**Records for processing**.
==========

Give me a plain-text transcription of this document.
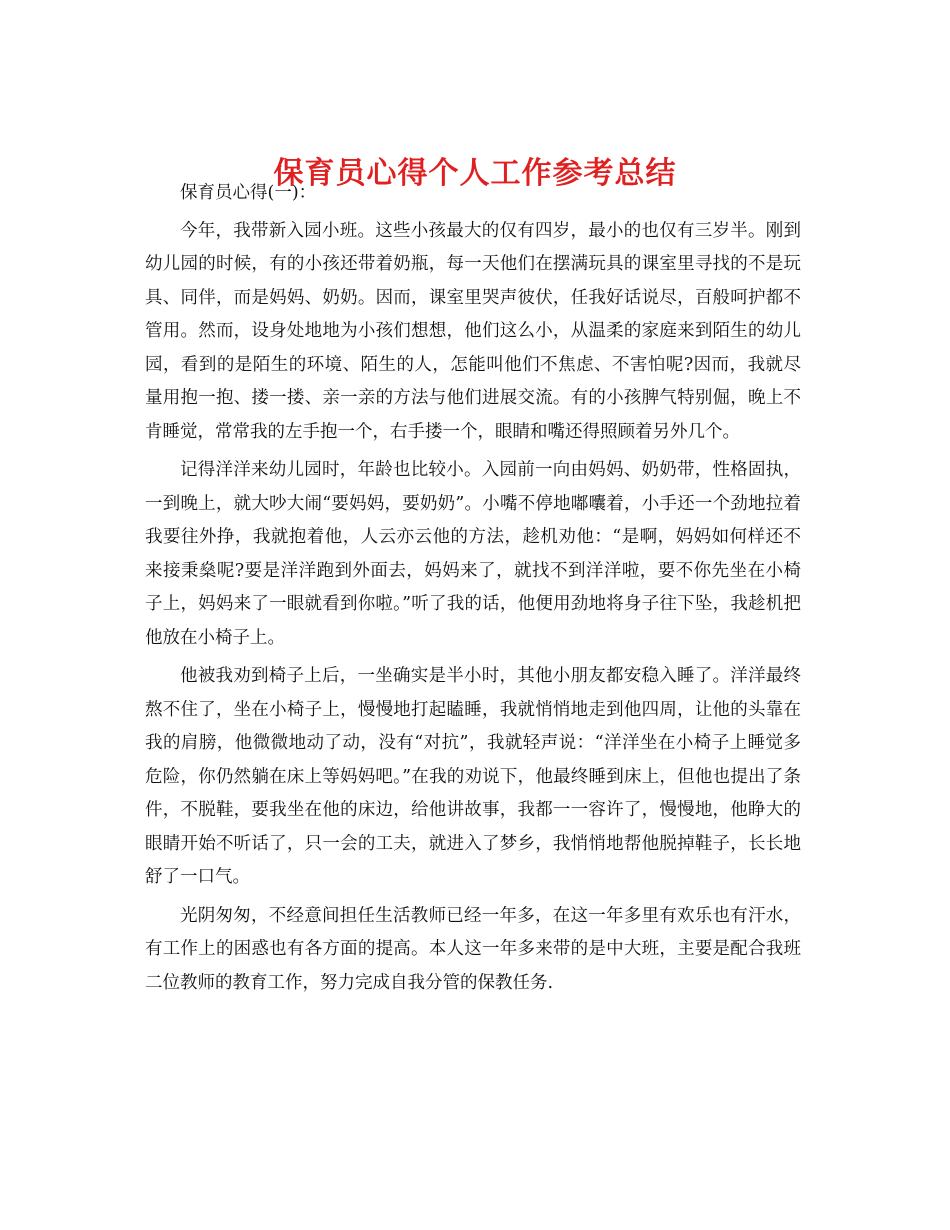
保育员心得个人工作参考总结

保育员心得(一)：

今年，我带新入园小班。这些小孩最大的仅有四岁，最小的也仅有三岁半。刚到幼儿园的时候，有的小孩还带着奶瓶，每一天他们在摆满玩具的课室里寻找的不是玩具、同伴，而是妈妈、奶奶。因而，课室里哭声彼伏，任我好话说尽，百般呵护都不管用。然而，设身处地地为小孩们想想，他们这么小，从温柔的家庭来到陌生的幼儿园，看到的是陌生的环境、陌生的人，怎能叫他们不焦虑、不害怕呢?因而，我就尽量用抱一抱、搂一搂、亲一亲的方法与他们进展交流。有的小孩脾气特别倔，晚上不肯睡觉，常常我的左手抱一个，右手搂一个，眼睛和嘴还得照顾着另外几个。

记得洋洋来幼儿园时，年龄也比较小。入园前一向由妈妈、奶奶带，性格固执，一到晚上，就大吵大闹“要妈妈，要奶奶”。小嘴不停地嘟囔着，小手还一个劲地拉着我要往外挣，我就抱着他，人云亦云他的方法，趁机劝他：“是啊，妈妈如何样还不来接秉燊呢?要是洋洋跑到外面去，妈妈来了，就找不到洋洋啦，要不你先坐在小椅子上，妈妈来了一眼就看到你啦。”听了我的话，他便用劲地将身子往下坠，我趁机把他放在小椅子上。

他被我劝到椅子上后，一坐确实是半小时，其他小朋友都安稳入睡了。洋洋最终熬不住了，坐在小椅子上，慢慢地打起瞌睡，我就悄悄地走到他四周，让他的头靠在我的肩膀，他微微地动了动，没有“对抗”，我就轻声说：“洋洋坐在小椅子上睡觉多危险，你仍然躺在床上等妈妈吧。”在我的劝说下，他最终睡到床上，但他也提出了条件，不脱鞋，要我坐在他的床边，给他讲故事，我都一一容许了，慢慢地，他睁大的眼睛开始不听话了，只一会的工夫，就进入了梦乡，我悄悄地帮他脱掉鞋子，长长地舒了一口气。

光阴匆匆，不经意间担任生活教师已经一年多，在这一年多里有欢乐也有汗水，有工作上的困惑也有各方面的提高。本人这一年多来带的是中大班，主要是配合我班二位教师的教育工作，努力完成自我分管的保教任务.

==========

**Set task**.
Write out all the entries word for word, but skip any images.

**Problem solution**.
Give me a plain-text transcription of this document.
保育员心得个人工作参考总结

保育员心得(一)：

今年，我带新入园小班。这些小孩最大的仅有四岁，最小的也仅有三岁半。刚到幼儿园的时候，有的小孩还带着奶瓶，每一天他们在摆满玩具的课室里寻找的不是玩具、同伴，而是妈妈、奶奶。因而，课室里哭声彼伏，任我好话说尽，百般呵护都不管用。然而，设身处地地为小孩们想想，他们这么小，从温柔的家庭来到陌生的幼儿园，看到的是陌生的环境、陌生的人，怎能叫他们不焦虑、不害怕呢?因而，我就尽量用抱一抱、搂一搂、亲一亲的方法与他们进展交流。有的小孩脾气特别倔，晚上不肯睡觉，常常我的左手抱一个，右手搂一个，眼睛和嘴还得照顾着另外几个。

记得洋洋来幼儿园时，年龄也比较小。入园前一向由妈妈、奶奶带，性格固执，一到晚上，就大吵大闹“要妈妈，要奶奶”。小嘴不停地嘟囔着，小手还一个劲地拉着我要往外挣，我就抱着他，人云亦云他的方法，趁机劝他：“是啊，妈妈如何样还不来接秉燊呢?要是洋洋跑到外面去，妈妈来了，就找不到洋洋啦，要不你先坐在小椅子上，妈妈来了一眼就看到你啦。”听了我的话，他便用劲地将身子往下坠，我趁机把他放在小椅子上。

他被我劝到椅子上后，一坐确实是半小时，其他小朋友都安稳入睡了。洋洋最终熬不住了，坐在小椅子上，慢慢地打起瞌睡，我就悄悄地走到他四周，让他的头靠在我的肩膀，他微微地动了动，没有“对抗”，我就轻声说：“洋洋坐在小椅子上睡觉多危险，你仍然躺在床上等妈妈吧。”在我的劝说下，他最终睡到床上，但他也提出了条件，不脱鞋，要我坐在他的床边，给他讲故事，我都一一容许了，慢慢地，他睁大的眼睛开始不听话了，只一会的工夫，就进入了梦乡，我悄悄地帮他脱掉鞋子，长长地舒了一口气。

光阴匆匆，不经意间担任生活教师已经一年多，在这一年多里有欢乐也有汗水，有工作上的困惑也有各方面的提高。本人这一年多来带的是中大班，主要是配合我班二位教师的教育工作，努力完成自我分管的保教任务.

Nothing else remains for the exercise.